### Requirement
Search the entries below for "sister". Report each line where it occurs.

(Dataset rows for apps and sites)
——
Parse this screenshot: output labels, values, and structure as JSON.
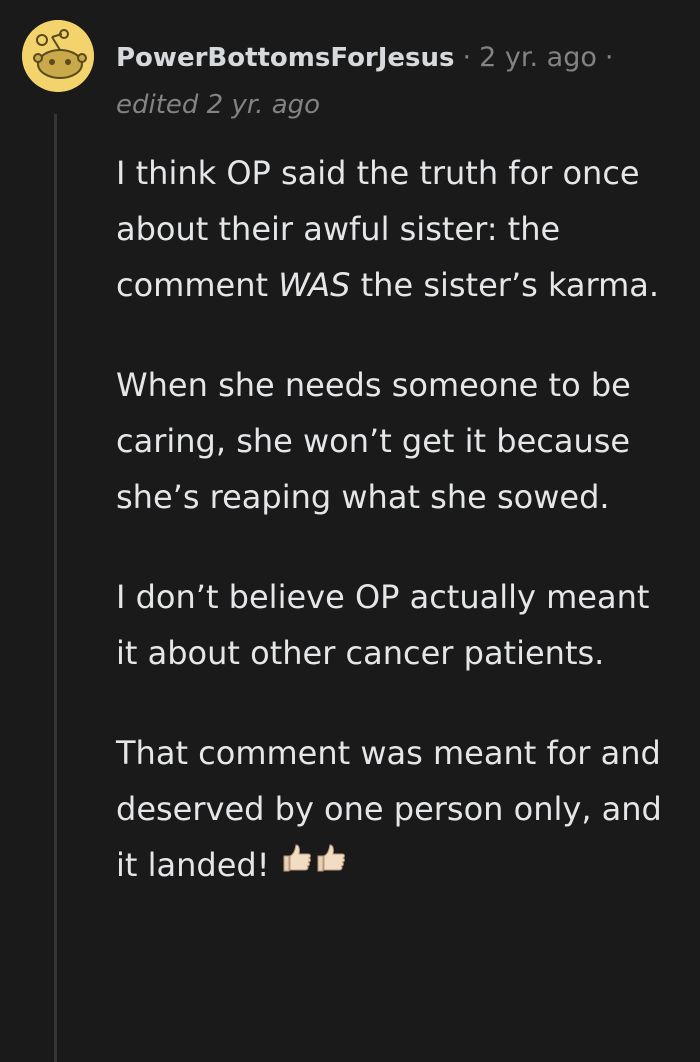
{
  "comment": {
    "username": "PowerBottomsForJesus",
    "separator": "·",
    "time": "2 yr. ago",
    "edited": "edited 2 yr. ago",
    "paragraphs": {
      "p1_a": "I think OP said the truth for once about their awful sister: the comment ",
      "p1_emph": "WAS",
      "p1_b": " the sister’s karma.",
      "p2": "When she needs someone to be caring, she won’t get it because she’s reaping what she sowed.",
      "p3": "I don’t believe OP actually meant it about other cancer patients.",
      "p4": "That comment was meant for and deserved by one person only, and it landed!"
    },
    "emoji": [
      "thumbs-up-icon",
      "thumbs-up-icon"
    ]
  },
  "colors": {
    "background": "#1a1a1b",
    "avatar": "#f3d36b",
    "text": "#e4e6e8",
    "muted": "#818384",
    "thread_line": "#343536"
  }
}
——
### Task result
      "p1_a": "I think OP said the truth for once about their awful sister: the comment ",
      "p1_b": " the sister’s karma.",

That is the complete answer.